◆ What is needed ◆
Return the complete listing that follows, with each line reproduced exactly.

◆ Record excerpts ◆

==================================================

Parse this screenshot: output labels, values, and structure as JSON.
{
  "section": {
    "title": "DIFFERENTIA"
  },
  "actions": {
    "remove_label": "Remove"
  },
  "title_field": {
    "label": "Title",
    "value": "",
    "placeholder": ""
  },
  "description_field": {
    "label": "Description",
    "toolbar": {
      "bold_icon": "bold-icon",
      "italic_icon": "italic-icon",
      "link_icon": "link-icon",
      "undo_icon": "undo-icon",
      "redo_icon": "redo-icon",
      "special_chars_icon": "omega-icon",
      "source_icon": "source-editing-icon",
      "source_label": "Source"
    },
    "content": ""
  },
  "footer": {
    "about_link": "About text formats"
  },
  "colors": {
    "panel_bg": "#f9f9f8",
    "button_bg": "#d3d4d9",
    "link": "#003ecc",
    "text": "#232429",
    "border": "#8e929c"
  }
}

==================================================

◆ Exercise response ◆
Parse this screenshot: output labels, values, and structure as JSON.
{
  "section": {
    "title": "DIFFERENTIA"
  },
  "actions": {
    "remove_label": "Remove"
  },
  "title_field": {
    "label": "Title",
    "value": "",
    "placeholder": ""
  },
  "description_field": {
    "label": "Description",
    "toolbar": {
      "bold_icon": "bold-icon",
      "italic_icon": "italic-icon",
      "link_icon": "link-icon",
      "undo_icon": "undo-icon",
      "redo_icon": "redo-icon",
      "special_chars_icon": "omega-icon",
      "source_icon": "source-editing-icon",
      "source_label": "Source"
    },
    "content": ""
  },
  "footer": {
    "about_link": "About text formats"
  },
  "colors": {
    "panel_bg": "#f9f9f8",
    "button_bg": "#d3d4d9",
    "link": "#003ecc",
    "text": "#232429",
    "border": "#8e929c"
  }
}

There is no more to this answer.